• [PROBLEM STATEMENT]: Pick out every line that holds the string "already" and copy it.

[START]

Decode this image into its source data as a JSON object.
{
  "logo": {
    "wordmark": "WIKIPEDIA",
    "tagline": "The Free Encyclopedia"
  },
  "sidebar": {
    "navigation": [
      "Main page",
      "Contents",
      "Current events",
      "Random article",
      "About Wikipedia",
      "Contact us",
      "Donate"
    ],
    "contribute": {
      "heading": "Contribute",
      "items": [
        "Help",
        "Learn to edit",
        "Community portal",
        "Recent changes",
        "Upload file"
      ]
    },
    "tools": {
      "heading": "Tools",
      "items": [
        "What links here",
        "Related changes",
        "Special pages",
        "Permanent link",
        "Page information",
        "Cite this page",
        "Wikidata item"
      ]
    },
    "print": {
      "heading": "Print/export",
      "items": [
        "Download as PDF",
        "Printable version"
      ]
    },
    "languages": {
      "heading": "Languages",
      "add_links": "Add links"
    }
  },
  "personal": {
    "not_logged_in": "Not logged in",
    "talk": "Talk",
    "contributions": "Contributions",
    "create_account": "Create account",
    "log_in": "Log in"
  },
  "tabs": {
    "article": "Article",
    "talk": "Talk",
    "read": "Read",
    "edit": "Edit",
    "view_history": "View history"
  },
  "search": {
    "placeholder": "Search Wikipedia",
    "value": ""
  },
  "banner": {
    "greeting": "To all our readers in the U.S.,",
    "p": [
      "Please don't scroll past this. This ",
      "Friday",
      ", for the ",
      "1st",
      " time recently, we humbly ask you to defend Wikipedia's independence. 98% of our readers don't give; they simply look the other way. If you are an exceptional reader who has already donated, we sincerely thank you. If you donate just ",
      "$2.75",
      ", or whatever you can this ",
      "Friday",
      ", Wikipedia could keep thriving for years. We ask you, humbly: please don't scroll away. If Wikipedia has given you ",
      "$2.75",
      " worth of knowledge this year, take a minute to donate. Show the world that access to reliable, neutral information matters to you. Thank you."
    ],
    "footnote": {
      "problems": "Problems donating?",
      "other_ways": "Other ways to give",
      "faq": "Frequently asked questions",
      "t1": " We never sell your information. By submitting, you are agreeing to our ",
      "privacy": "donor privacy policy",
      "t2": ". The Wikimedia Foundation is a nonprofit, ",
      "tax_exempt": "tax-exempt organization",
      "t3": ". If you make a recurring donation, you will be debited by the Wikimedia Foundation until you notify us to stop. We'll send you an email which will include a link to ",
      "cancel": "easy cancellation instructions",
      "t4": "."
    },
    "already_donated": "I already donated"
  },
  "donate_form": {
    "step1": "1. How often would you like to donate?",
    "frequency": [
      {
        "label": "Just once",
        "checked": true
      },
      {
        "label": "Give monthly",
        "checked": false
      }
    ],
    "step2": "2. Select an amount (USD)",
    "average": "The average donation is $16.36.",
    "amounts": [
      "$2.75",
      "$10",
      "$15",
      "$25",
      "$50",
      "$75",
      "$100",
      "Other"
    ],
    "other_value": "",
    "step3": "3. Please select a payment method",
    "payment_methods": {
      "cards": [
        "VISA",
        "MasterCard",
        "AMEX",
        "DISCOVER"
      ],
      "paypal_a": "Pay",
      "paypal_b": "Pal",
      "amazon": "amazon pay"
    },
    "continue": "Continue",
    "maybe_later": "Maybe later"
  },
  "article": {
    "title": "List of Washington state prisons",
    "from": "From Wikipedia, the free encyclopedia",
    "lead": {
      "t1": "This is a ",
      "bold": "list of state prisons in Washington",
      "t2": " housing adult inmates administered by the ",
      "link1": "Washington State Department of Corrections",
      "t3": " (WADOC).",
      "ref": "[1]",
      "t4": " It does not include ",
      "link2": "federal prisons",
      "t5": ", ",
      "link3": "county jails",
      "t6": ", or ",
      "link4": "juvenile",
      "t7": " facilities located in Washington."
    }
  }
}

[END]
[START]

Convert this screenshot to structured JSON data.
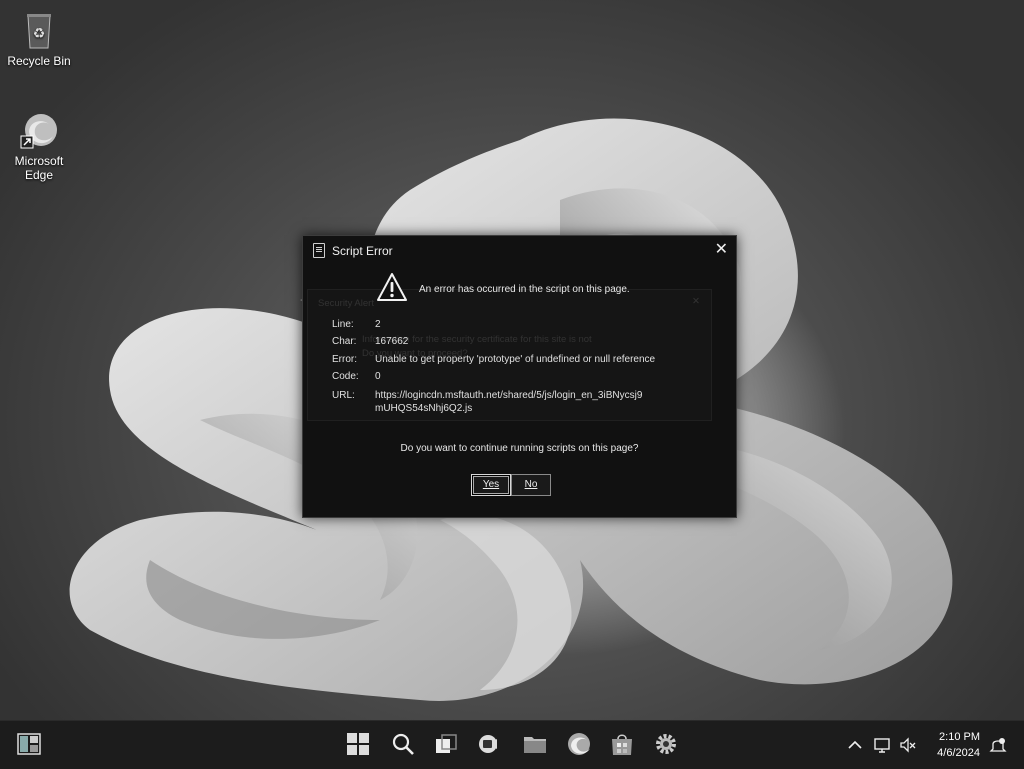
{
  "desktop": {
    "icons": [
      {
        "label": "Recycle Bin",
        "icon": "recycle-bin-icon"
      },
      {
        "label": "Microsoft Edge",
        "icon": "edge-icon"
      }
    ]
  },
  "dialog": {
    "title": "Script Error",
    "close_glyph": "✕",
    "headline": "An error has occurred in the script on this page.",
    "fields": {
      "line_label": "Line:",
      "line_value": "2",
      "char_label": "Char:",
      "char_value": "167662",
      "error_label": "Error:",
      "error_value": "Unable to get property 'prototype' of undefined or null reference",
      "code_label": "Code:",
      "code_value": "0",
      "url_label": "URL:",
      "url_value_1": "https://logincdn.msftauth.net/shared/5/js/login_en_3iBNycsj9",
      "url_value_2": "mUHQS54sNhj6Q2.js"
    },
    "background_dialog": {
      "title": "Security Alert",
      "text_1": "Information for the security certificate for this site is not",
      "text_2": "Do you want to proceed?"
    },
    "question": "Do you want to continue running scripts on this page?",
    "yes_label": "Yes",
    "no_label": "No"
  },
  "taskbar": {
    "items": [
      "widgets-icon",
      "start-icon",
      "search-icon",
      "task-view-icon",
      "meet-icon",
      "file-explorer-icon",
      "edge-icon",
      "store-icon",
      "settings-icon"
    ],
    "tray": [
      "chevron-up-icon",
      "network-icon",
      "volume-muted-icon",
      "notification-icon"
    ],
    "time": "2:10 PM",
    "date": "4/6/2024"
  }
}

[END]

• [ANSWER IN FULL]:
      " time recently, we humbly ask you to defend Wikipedia's independence. 98% of our readers don't give; they simply look the other way. If you are an exceptional reader who has already donated, we sincerely thank you. If you donate just ",
    "already_donated": "I already donated"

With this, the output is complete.